Records contained in a dataset
•••••

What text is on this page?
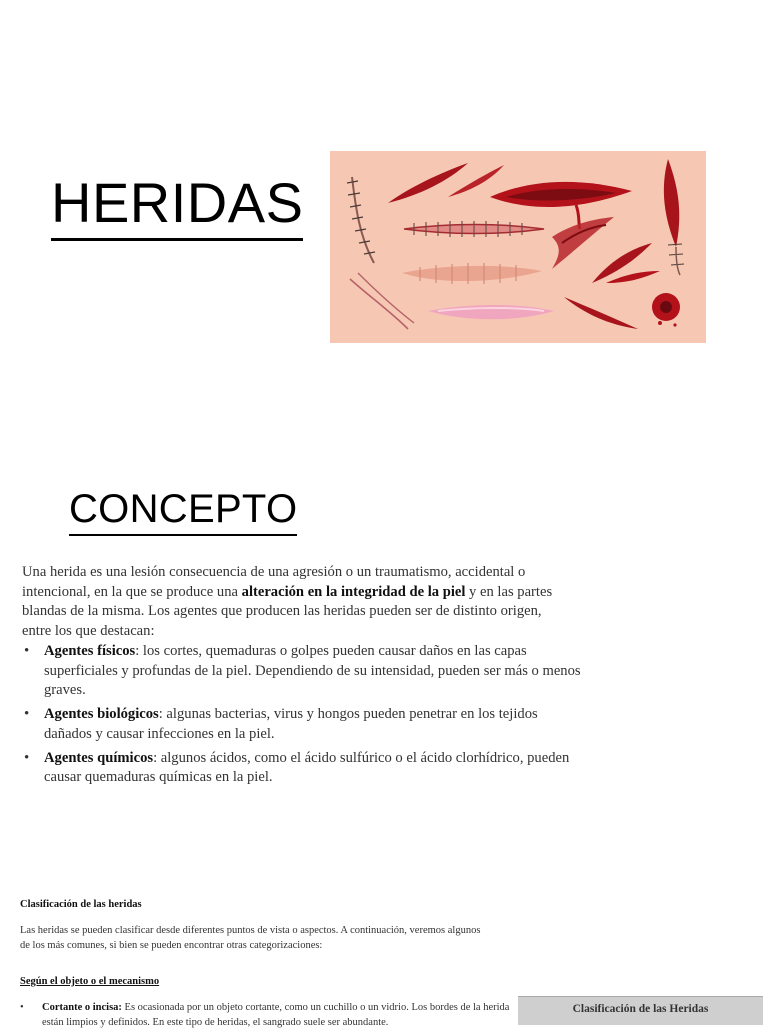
HERIDAS
CONCEPTO

Una herida es una lesión consecuencia de una agresión o un traumatismo, accidental o intencional, en la que se produce una alteración en la integridad de la piel y en las partes blandas de la misma. Los agentes que producen las heridas pueden ser de distinto origen, entre los que destacan:

• Agentes físicos: los cortes, quemaduras o golpes pueden causar daños en las capas superficiales y profundas de la piel. Dependiendo de su intensidad, pueden ser más o menos graves.
• Agentes biológicos: algunas bacterias, virus y hongos pueden penetrar en los tejidos dañados y causar infecciones en la piel.
• Agentes químicos: algunos ácidos, como el ácido sulfúrico o el ácido clorhídrico, pueden causar quemaduras químicas en la piel.

Clasificación de las heridas

Las heridas se pueden clasificar desde diferentes puntos de vista o aspectos. A continuación, veremos algunos de los más comunes, si bien se pueden encontrar otras categorizaciones:

Según el objeto o el mecanismo

• Cortante o incisa: Es ocasionada por un objeto cortante, como un cuchillo o un vidrio. Los bordes de la herida están limpios y definidos. En este tipo de heridas, el sangrado suele ser abundante.
Clasificación de las Heridas
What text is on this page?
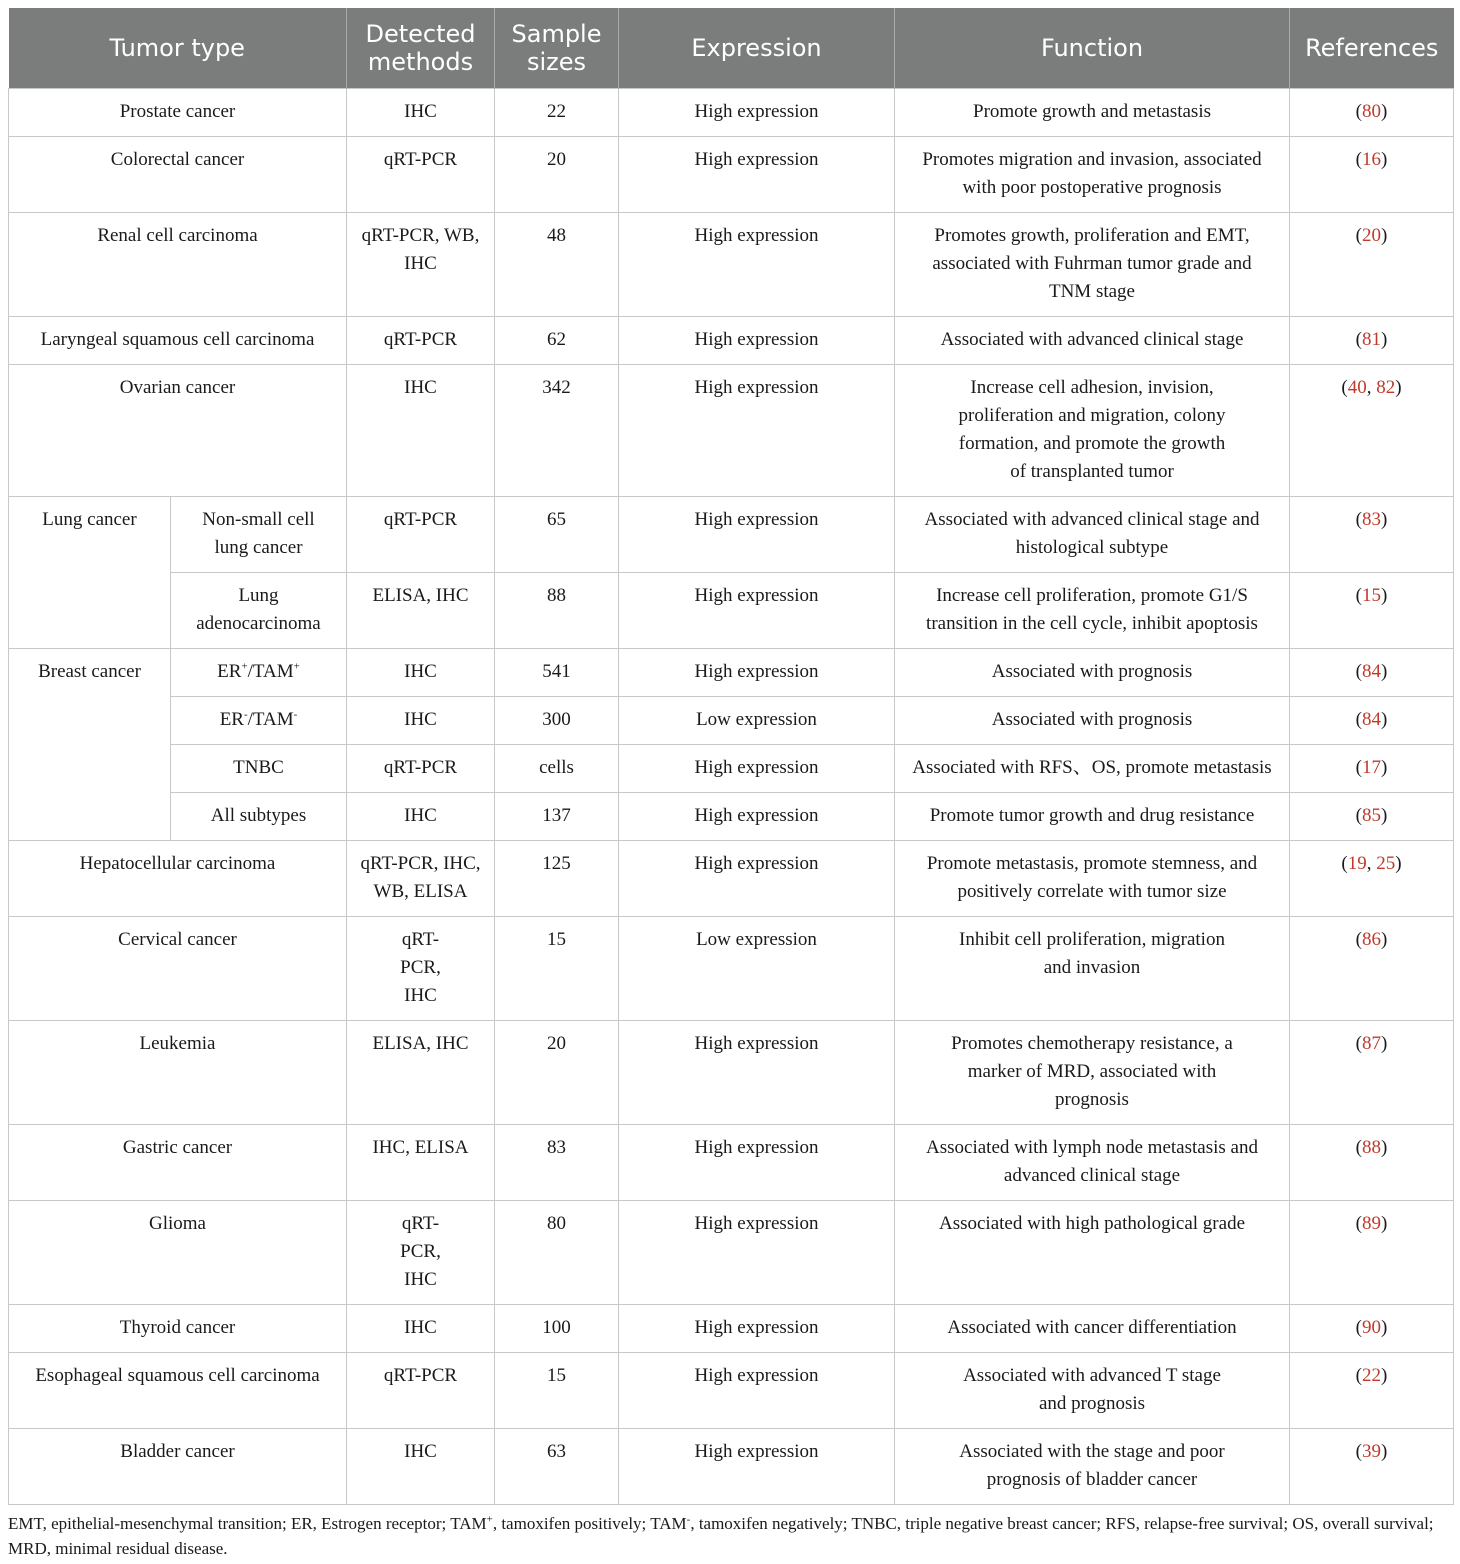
Tumor type		Detected methods	Sample sizes	Expression	Function	References
Prostate cancer		IHC	22	High expression	Promote growth and metastasis	(80)
Colorectal cancer		qRT-PCR	20	High expression	Promotes migration and invasion, associated with poor postoperative prognosis	(16)
Renal cell carcinoma		qRT-PCR, WB, IHC	48	High expression	Promotes growth, proliferation and EMT, associated with Fuhrman tumor grade and TNM stage	(20)
Laryngeal squamous cell carcinoma		qRT-PCR	62	High expression	Associated with advanced clinical stage	(81)
Ovarian cancer		IHC	342	High expression	Increase cell adhesion, invision, proliferation and migration, colony formation, and promote the growth of transplanted tumor	(40, 82)
Lung cancer	Non-small cell lung cancer	qRT-PCR	65	High expression	Associated with advanced clinical stage and histological subtype	(83)
	Lung adenocarcinoma	ELISA, IHC	88	High expression	Increase cell proliferation, promote G1/S transition in the cell cycle, inhibit apoptosis	(15)
Breast cancer	ER+/TAM+	IHC	541	High expression	Associated with prognosis	(84)
	ER-/TAM-	IHC	300	Low expression	Associated with prognosis	(84)
	TNBC	qRT-PCR	cells	High expression	Associated with RFS、OS, promote metastasis	(17)
	All subtypes	IHC	137	High expression	Promote tumor growth and drug resistance	(85)
Hepatocellular carcinoma		qRT-PCR, IHC, WB, ELISA	125	High expression	Promote metastasis, promote stemness, and positively correlate with tumor size	(19, 25)
Cervical cancer		qRT-PCR, IHC	15	Low expression	Inhibit cell proliferation, migration and invasion	(86)
Leukemia		ELISA, IHC	20	High expression	Promotes chemotherapy resistance, a marker of MRD, associated with prognosis	(87)
Gastric cancer		IHC, ELISA	83	High expression	Associated with lymph node metastasis and advanced clinical stage	(88)
Glioma		qRT-PCR, IHC	80	High expression	Associated with high pathological grade	(89)
Thyroid cancer		IHC	100	High expression	Associated with cancer differentiation	(90)
Esophageal squamous cell carcinoma		qRT-PCR	15	High expression	Associated with advanced T stage and prognosis	(22)
Bladder cancer		IHC	63	High expression	Associated with the stage and poor prognosis of bladder cancer	(39)
EMT, epithelial-mesenchymal transition; ER, Estrogen receptor; TAM+, tamoxifen positively; TAM-, tamoxifen negatively; TNBC, triple negative breast cancer; RFS, relapse-free survival; OS, overall survival; MRD, minimal residual disease.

•••••

Exclude all images and restate the records above word for word.

What text is on this page?
HERIDAS
CONCEPTO

Una herida es una lesión consecuencia de una agresión o un traumatismo, accidental o intencional, en la que se produce una alteración en la integridad de la piel y en las partes blandas de la misma. Los agentes que producen las heridas pueden ser de distinto origen, entre los que destacan:

• Agentes físicos: los cortes, quemaduras o golpes pueden causar daños en las capas superficiales y profundas de la piel. Dependiendo de su intensidad, pueden ser más o menos graves.
• Agentes biológicos: algunas bacterias, virus y hongos pueden penetrar en los tejidos dañados y causar infecciones en la piel.
• Agentes químicos: algunos ácidos, como el ácido sulfúrico o el ácido clorhídrico, pueden causar quemaduras químicas en la piel.

Clasificación de las heridas

Las heridas se pueden clasificar desde diferentes puntos de vista o aspectos. A continuación, veremos algunos de los más comunes, si bien se pueden encontrar otras categorizaciones:

Según el objeto o el mecanismo

• Cortante o incisa: Es ocasionada por un objeto cortante, como un cuchillo o un vidrio. Los bordes de la herida están limpios y definidos. En este tipo de heridas, el sangrado suele ser abundante.
Clasificación de las Heridas
What text is on this page?
Tumor type		Detected methods	Sample sizes	Expression	Function	References
Prostate cancer		IHC	22	High expression	Promote growth and metastasis	(80)
Colorectal cancer		qRT-PCR	20	High expression	Promotes migration and invasion, associated with poor postoperative prognosis	(16)
Renal cell carcinoma		qRT-PCR, WB, IHC	48	High expression	Promotes growth, proliferation and EMT, associated with Fuhrman tumor grade and TNM stage	(20)
Laryngeal squamous cell carcinoma		qRT-PCR	62	High expression	Associated with advanced clinical stage	(81)
Ovarian cancer		IHC	342	High expression	Increase cell adhesion, invision, proliferation and migration, colony formation, and promote the growth of transplanted tumor	(40, 82)
Lung cancer	Non-small cell lung cancer	qRT-PCR	65	High expression	Associated with advanced clinical stage and histological subtype	(83)
	Lung adenocarcinoma	ELISA, IHC	88	High expression	Increase cell proliferation, promote G1/S transition in the cell cycle, inhibit apoptosis	(15)
Breast cancer	ER+/TAM+	IHC	541	High expression	Associated with prognosis	(84)
	ER-/TAM-	IHC	300	Low expression	Associated with prognosis	(84)
	TNBC	qRT-PCR	cells	High expression	Associated with RFS、OS, promote metastasis	(17)
	All subtypes	IHC	137	High expression	Promote tumor growth and drug resistance	(85)
Hepatocellular carcinoma		qRT-PCR, IHC, WB, ELISA	125	High expression	Promote metastasis, promote stemness, and positively correlate with tumor size	(19, 25)
Cervical cancer		qRT-PCR, IHC	15	Low expression	Inhibit cell proliferation, migration and invasion	(86)
Leukemia		ELISA, IHC	20	High expression	Promotes chemotherapy resistance, a marker of MRD, associated with prognosis	(87)
Gastric cancer		IHC, ELISA	83	High expression	Associated with lymph node metastasis and advanced clinical stage	(88)
Glioma		qRT-PCR, IHC	80	High expression	Associated with high pathological grade	(89)
Thyroid cancer		IHC	100	High expression	Associated with cancer differentiation	(90)
Esophageal squamous cell carcinoma		qRT-PCR	15	High expression	Associated with advanced T stage and prognosis	(22)
Bladder cancer		IHC	63	High expression	Associated with the stage and poor prognosis of bladder cancer	(39)
EMT, epithelial-mesenchymal transition; ER, Estrogen receptor; TAM+, tamoxifen positively; TAM-, tamoxifen negatively; TNBC, triple negative breast cancer; RFS, relapse-free survival; OS, overall survival; MRD, minimal residual disease.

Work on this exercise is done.